- Prompt:
Count the lines in the entries below that include the word "image". Give nothing but the number.
[start of Provided data]
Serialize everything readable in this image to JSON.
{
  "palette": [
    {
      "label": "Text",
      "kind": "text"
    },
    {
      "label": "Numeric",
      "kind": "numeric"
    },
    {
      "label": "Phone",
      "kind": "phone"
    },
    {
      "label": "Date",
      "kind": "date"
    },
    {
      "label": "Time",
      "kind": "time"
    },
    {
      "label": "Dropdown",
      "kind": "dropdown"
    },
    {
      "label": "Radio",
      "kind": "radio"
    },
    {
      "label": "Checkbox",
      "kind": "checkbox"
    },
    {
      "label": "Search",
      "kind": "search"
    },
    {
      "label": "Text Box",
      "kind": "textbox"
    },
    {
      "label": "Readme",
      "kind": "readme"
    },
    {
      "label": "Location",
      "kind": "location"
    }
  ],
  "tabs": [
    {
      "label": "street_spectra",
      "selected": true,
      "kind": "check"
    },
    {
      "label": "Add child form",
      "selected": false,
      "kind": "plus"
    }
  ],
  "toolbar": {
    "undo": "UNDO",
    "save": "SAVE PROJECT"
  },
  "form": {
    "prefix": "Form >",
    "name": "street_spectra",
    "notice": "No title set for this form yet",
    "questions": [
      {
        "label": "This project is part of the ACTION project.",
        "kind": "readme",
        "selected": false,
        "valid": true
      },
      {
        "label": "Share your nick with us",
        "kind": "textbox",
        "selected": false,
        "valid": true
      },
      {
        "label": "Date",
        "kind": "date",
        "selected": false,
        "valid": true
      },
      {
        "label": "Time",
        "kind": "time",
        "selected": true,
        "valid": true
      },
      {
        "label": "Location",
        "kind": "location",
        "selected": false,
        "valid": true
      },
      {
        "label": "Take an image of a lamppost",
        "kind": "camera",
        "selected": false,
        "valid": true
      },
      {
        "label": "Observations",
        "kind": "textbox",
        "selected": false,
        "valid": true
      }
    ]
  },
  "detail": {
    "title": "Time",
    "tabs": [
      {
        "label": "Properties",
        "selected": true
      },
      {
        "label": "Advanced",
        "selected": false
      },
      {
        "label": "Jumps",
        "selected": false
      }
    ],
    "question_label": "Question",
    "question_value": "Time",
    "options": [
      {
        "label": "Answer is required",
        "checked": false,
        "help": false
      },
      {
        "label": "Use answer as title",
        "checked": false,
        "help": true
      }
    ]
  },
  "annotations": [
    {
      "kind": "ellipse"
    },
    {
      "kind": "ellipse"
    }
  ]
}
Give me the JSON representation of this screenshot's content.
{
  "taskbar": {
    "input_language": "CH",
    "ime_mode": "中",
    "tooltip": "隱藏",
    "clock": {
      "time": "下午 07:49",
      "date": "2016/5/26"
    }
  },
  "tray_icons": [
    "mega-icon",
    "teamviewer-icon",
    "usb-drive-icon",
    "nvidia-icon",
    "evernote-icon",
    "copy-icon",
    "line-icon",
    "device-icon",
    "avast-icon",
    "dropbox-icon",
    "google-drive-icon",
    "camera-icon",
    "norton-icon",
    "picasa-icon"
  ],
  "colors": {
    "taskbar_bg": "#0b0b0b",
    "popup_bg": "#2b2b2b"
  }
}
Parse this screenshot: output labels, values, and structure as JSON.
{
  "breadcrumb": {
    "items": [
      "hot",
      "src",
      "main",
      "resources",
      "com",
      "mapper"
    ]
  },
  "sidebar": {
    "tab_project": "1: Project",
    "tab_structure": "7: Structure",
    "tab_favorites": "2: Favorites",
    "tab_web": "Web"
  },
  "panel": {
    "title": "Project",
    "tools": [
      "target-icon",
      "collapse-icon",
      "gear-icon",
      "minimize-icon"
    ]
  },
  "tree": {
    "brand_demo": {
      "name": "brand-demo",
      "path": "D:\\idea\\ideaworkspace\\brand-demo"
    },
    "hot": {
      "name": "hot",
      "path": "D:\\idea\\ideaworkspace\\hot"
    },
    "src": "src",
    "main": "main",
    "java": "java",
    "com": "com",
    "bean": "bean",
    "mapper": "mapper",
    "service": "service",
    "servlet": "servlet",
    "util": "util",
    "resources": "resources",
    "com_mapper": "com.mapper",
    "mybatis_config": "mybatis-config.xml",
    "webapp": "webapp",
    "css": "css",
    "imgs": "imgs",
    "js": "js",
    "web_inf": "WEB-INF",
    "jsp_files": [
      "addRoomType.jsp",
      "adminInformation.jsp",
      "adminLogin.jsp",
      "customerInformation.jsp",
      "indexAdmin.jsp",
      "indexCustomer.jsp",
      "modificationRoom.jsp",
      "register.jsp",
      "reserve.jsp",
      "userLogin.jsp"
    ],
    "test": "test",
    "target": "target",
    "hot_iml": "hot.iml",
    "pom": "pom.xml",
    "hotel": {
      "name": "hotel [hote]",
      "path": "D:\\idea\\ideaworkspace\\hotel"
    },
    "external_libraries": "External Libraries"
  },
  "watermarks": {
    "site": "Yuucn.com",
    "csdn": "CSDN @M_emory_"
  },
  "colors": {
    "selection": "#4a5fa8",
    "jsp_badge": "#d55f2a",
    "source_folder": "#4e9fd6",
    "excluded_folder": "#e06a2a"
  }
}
[end of Provided data]
- Task result:
2